Provided text

=== Begin Enclosure ===

Michael W. Chapman isn't the only writer at CNSNews.com who feels he needs to spend time bashing the LGBT community.
CNS gave column space to John Stonestreet to assert that homosexuals claiming they were "born this way" is a "zombie" argument, in particular addressing Pete Buttigieg, whom CNS won't let you forget is gay:
Nowadays, the LGB movement has largely retired the “born this way” argument to make way for the “T”—transgender identity. So in place of “I was born this way and I can’t change,” we now hear “I was born this way, it was wrong, and I want to change.” In fact, these days, the “born this way” argument almost always comes from self-identified Christians who are trying to convince us that homosexuality is compatible with our faith. I think especially of the comments of Mayor Pete Buttigieg that God made him gay and anyone who disagrees has a quarrel with the Maker.
My response is simple, and I’ve given it countless times: Even if there is a biological impulse toward a certain kind of behavior, that doesn’t make it right to act on the impulse. Science tells us of all kinds of biological impulses for behaviors that are harmful, like depression, extreme anger and violence, anorexia, even pedophilia. And of course, biological impulses don’t alter the very clear biblical condemnations of homosexual behavior.
Sadly, the gentleman ended our email discussion with another zombie argument: that the only reason I hold the position I do is because of homophobia and disgust toward gay people.
That’s just not the case. The clear teaching of Scripture, natural law, Christian tradition, and even scientific evidence leads me to reject same-sex behavior, while still loving and seeking the best for those engaged in it.

=== End Enclosure ===

Listed entries
=== Begin Enclosure ===

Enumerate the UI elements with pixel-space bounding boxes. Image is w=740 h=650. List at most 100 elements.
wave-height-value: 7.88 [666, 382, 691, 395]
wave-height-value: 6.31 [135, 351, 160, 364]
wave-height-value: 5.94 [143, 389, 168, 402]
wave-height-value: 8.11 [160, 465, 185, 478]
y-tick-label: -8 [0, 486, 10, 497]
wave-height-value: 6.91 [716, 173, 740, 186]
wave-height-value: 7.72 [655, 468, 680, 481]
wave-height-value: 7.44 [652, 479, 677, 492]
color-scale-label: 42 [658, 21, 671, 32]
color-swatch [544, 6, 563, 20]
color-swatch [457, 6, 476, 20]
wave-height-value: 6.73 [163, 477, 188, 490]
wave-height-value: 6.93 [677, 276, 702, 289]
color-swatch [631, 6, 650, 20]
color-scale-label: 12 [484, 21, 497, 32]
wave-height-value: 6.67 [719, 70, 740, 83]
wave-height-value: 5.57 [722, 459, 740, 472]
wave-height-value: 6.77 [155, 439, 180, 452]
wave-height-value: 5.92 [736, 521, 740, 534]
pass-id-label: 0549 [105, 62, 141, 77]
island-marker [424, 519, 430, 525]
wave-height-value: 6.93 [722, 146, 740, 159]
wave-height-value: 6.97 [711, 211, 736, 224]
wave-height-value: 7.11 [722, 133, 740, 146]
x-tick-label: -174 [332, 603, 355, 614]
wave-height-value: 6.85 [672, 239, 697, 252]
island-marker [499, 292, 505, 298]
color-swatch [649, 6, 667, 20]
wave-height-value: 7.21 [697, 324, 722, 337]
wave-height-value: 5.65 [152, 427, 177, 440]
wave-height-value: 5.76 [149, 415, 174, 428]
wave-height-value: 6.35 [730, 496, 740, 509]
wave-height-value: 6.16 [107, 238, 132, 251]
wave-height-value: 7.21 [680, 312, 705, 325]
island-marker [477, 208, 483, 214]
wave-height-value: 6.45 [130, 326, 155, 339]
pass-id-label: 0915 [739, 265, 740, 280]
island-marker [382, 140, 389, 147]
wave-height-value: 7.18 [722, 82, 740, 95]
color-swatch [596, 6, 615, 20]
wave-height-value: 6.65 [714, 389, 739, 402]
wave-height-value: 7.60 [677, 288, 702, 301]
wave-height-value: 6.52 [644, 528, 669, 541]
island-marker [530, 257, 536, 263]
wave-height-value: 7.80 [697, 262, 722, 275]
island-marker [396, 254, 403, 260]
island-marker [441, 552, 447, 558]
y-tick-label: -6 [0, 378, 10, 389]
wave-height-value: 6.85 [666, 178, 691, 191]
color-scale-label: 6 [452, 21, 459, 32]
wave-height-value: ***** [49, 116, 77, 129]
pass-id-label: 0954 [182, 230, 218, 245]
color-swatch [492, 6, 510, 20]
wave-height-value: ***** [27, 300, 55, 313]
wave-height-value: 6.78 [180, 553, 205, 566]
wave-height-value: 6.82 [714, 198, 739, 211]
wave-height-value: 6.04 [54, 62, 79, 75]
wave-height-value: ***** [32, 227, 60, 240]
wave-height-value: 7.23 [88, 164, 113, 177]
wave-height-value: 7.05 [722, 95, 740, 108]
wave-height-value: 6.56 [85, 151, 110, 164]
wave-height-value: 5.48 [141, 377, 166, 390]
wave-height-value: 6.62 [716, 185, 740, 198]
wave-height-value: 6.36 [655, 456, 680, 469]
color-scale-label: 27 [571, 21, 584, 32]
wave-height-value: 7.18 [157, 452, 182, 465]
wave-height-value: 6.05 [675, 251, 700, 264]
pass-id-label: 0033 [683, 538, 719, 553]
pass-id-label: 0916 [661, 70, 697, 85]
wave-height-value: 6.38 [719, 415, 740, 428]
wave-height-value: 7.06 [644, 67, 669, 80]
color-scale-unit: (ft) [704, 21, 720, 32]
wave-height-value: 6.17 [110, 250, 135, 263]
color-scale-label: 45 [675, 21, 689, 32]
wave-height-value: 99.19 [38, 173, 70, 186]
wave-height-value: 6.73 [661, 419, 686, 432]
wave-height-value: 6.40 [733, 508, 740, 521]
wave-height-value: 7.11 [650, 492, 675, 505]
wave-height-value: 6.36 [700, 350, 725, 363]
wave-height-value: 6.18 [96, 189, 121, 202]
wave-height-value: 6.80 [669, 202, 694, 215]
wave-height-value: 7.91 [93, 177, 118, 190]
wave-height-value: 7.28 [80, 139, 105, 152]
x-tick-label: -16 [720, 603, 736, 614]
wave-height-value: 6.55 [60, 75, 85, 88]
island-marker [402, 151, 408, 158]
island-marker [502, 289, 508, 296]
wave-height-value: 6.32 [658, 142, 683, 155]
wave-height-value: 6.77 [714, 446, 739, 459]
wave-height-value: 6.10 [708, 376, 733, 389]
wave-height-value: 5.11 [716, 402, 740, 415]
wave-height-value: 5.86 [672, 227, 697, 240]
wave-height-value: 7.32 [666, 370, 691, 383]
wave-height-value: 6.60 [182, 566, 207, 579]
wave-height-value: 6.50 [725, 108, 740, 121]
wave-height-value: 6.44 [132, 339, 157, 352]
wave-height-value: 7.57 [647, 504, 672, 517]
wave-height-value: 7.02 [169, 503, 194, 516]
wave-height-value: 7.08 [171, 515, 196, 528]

=== End Enclosure ===

The task
Pick up the text about John Stonestreet's CNSNews.com column on the "born this way" argument and continue it from its last sentence. You can leave the records aside; they play no part here.

Output of the task
Stonestreet doesn't explain how rejecting people different from him equals "loving" them.
Stonestreet also claimed that "leaders in the LGBT movement have long known that the 'born this way' argument is bogus," citing as evidence the book "After the Ball," which claims sexual orientation involves "complex interactions" that involve -- wait for it -- "innate predispositions." That sounds like "born this way" to us.
Meanwhile, Craig Bannister was triggered by a cookie commercial in a May 23 post:
Chips Ahoy! is promoting a famous drag queen’s video endorsement of its cookies on Twitter.
In a May 12th post currently on the cookie’s Twitter page, Chips Ahoy! wishes a “#HappyMothersDay” to “drag moms” and features a video by drag queen Vanessa Vanjie Mateo. Mateo starred on two seasons of RuPaul’s Drag Race on VH!.
In the video, Mateo, surrounded by bags of Chips Ahoy! cookies, recommends giving cookies to “your drag mama” - or anyone you identify as you mother:
“What’s a sweet gesture for you to do to your mama? Your real mama, your drag mama, whichever mama … whoever you feel or consider your mama, it’s their day today. Get them a cookie.”
Bannister somehow managed to restrain himself from making overt insults or attacks.